Task instructions: Copy out all the entries word for word.

Source data:
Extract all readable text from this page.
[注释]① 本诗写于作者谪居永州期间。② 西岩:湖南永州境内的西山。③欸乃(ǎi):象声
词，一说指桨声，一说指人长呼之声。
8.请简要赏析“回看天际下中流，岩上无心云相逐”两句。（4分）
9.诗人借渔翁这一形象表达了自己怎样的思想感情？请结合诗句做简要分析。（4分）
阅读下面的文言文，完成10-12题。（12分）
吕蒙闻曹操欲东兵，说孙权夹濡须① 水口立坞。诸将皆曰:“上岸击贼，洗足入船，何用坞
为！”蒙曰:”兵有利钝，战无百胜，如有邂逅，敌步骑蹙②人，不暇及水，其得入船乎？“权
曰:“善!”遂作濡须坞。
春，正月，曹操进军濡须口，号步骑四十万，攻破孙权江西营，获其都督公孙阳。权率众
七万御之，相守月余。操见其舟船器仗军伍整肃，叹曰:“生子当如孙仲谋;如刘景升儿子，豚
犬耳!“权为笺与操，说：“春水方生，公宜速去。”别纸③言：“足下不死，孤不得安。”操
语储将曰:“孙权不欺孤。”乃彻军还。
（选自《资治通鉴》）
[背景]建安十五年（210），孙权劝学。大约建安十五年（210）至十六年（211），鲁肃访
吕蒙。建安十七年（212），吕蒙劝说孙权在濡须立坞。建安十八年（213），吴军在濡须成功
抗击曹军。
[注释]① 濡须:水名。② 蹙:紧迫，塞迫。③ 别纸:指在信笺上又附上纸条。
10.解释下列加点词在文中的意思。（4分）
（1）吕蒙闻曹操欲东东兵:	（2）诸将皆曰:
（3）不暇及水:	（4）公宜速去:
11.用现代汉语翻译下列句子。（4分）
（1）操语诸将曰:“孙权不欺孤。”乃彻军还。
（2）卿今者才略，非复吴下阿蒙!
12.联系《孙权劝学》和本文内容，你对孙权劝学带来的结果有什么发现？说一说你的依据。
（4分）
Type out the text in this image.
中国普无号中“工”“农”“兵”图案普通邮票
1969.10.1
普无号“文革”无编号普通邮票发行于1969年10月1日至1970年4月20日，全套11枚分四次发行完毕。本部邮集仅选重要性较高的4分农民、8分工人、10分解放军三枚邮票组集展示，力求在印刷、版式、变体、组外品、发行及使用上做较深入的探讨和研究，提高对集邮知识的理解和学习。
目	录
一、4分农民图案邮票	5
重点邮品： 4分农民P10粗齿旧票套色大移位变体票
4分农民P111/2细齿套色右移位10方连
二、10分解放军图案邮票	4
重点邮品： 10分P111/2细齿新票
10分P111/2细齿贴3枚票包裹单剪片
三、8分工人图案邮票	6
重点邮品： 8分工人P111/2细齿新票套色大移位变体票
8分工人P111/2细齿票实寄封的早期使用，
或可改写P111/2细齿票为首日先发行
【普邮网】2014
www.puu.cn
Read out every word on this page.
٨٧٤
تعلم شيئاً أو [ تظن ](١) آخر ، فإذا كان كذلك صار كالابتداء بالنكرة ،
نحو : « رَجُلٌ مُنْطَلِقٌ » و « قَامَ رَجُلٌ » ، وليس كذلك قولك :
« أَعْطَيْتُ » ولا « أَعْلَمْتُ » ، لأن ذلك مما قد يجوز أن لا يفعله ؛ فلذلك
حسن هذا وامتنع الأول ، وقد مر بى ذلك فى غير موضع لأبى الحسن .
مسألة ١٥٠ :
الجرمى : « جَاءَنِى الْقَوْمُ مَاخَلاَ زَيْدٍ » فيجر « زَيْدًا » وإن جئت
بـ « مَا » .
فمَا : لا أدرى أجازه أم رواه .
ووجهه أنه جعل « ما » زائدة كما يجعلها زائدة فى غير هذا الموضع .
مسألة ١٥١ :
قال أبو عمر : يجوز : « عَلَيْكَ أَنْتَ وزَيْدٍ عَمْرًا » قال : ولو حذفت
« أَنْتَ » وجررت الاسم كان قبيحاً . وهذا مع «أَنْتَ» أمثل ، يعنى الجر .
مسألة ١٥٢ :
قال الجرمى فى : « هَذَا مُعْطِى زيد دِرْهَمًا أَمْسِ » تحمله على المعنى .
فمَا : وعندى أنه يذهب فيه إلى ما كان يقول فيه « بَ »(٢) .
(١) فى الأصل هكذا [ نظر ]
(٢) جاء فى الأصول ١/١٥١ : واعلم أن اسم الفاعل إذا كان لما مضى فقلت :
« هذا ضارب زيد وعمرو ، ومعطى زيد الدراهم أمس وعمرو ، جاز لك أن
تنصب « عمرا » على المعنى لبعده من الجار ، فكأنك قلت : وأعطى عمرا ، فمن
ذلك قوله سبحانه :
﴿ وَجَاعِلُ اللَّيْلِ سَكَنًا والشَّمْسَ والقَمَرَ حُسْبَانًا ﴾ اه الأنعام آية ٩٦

Answer to this exercise:
Extract all readable text from this page.
[注释]① 本诗写于作者谪居永州期间。② 西岩:湖南永州境内的西山。③欸乃(ǎi):象声
词，一说指桨声，一说指人长呼之声。
8.请简要赏析“回看天际下中流，岩上无心云相逐”两句。（4分）
9.诗人借渔翁这一形象表达了自己怎样的思想感情？请结合诗句做简要分析。（4分）
阅读下面的文言文，完成10-12题。（12分）
吕蒙闻曹操欲东兵，说孙权夹濡须① 水口立坞。诸将皆曰:“上岸击贼，洗足入船，何用坞
为！”蒙曰:”兵有利钝，战无百胜，如有邂逅，敌步骑蹙②人，不暇及水，其得入船乎？“权
曰:“善!”遂作濡须坞。
春，正月，曹操进军濡须口，号步骑四十万，攻破孙权江西营，获其都督公孙阳。权率众
七万御之，相守月余。操见其舟船器仗军伍整肃，叹曰:“生子当如孙仲谋;如刘景升儿子，豚
犬耳!“权为笺与操，说：“春水方生，公宜速去。”别纸③言：“足下不死，孤不得安。”操
语储将曰:“孙权不欺孤。”乃彻军还。
（选自《资治通鉴》）
[背景]建安十五年（210），孙权劝学。大约建安十五年（210）至十六年（211），鲁肃访
吕蒙。建安十七年（212），吕蒙劝说孙权在濡须立坞。建安十八年（213），吴军在濡须成功
抗击曹军。
[注释]① 濡须:水名。② 蹙:紧迫，塞迫。③ 别纸:指在信笺上又附上纸条。
10.解释下列加点词在文中的意思。（4分）
（1）吕蒙闻曹操欲东东兵:	（2）诸将皆曰:
（3）不暇及水:	（4）公宜速去:
11.用现代汉语翻译下列句子。（4分）
（1）操语诸将曰:“孙权不欺孤。”乃彻军还。
（2）卿今者才略，非复吴下阿蒙!
12.联系《孙权劝学》和本文内容，你对孙权劝学带来的结果有什么发现？说一说你的依据。
（4分）
Type out the text in this image.
中国普无号中“工”“农”“兵”图案普通邮票
1969.10.1
普无号“文革”无编号普通邮票发行于1969年10月1日至1970年4月20日，全套11枚分四次发行完毕。本部邮集仅选重要性较高的4分农民、8分工人、10分解放军三枚邮票组集展示，力求在印刷、版式、变体、组外品、发行及使用上做较深入的探讨和研究，提高对集邮知识的理解和学习。
目	录
一、4分农民图案邮票	5
重点邮品： 4分农民P10粗齿旧票套色大移位变体票
4分农民P111/2细齿套色右移位10方连
二、10分解放军图案邮票	4
重点邮品： 10分P111/2细齿新票
10分P111/2细齿贴3枚票包裹单剪片
三、8分工人图案邮票	6
重点邮品： 8分工人P111/2细齿新票套色大移位变体票
8分工人P111/2细齿票实寄封的早期使用，
或可改写P111/2细齿票为首日先发行
【普邮网】2014
www.puu.cn
Read out every word on this page.
٨٧٤
تعلم شيئاً أو [ تظن ](١) آخر ، فإذا كان كذلك صار كالابتداء بالنكرة ،
نحو : « رَجُلٌ مُنْطَلِقٌ » و « قَامَ رَجُلٌ » ، وليس كذلك قولك :
« أَعْطَيْتُ » ولا « أَعْلَمْتُ » ، لأن ذلك مما قد يجوز أن لا يفعله ؛ فلذلك
حسن هذا وامتنع الأول ، وقد مر بى ذلك فى غير موضع لأبى الحسن .
مسألة ١٥٠ :
الجرمى : « جَاءَنِى الْقَوْمُ مَاخَلاَ زَيْدٍ » فيجر « زَيْدًا » وإن جئت
بـ « مَا » .
فمَا : لا أدرى أجازه أم رواه .
ووجهه أنه جعل « ما » زائدة كما يجعلها زائدة فى غير هذا الموضع .
مسألة ١٥١ :
قال أبو عمر : يجوز : « عَلَيْكَ أَنْتَ وزَيْدٍ عَمْرًا » قال : ولو حذفت
« أَنْتَ » وجررت الاسم كان قبيحاً . وهذا مع «أَنْتَ» أمثل ، يعنى الجر .
مسألة ١٥٢ :
قال الجرمى فى : « هَذَا مُعْطِى زيد دِرْهَمًا أَمْسِ » تحمله على المعنى .
فمَا : وعندى أنه يذهب فيه إلى ما كان يقول فيه « بَ »(٢) .
(١) فى الأصل هكذا [ نظر ]
(٢) جاء فى الأصول ١/١٥١ : واعلم أن اسم الفاعل إذا كان لما مضى فقلت :
« هذا ضارب زيد وعمرو ، ومعطى زيد الدراهم أمس وعمرو ، جاز لك أن
تنصب « عمرا » على المعنى لبعده من الجار ، فكأنك قلت : وأعطى عمرا ، فمن
ذلك قوله سبحانه :
﴿ وَجَاعِلُ اللَّيْلِ سَكَنًا والشَّمْسَ والقَمَرَ حُسْبَانًا ﴾ اه الأنعام آية ٩٦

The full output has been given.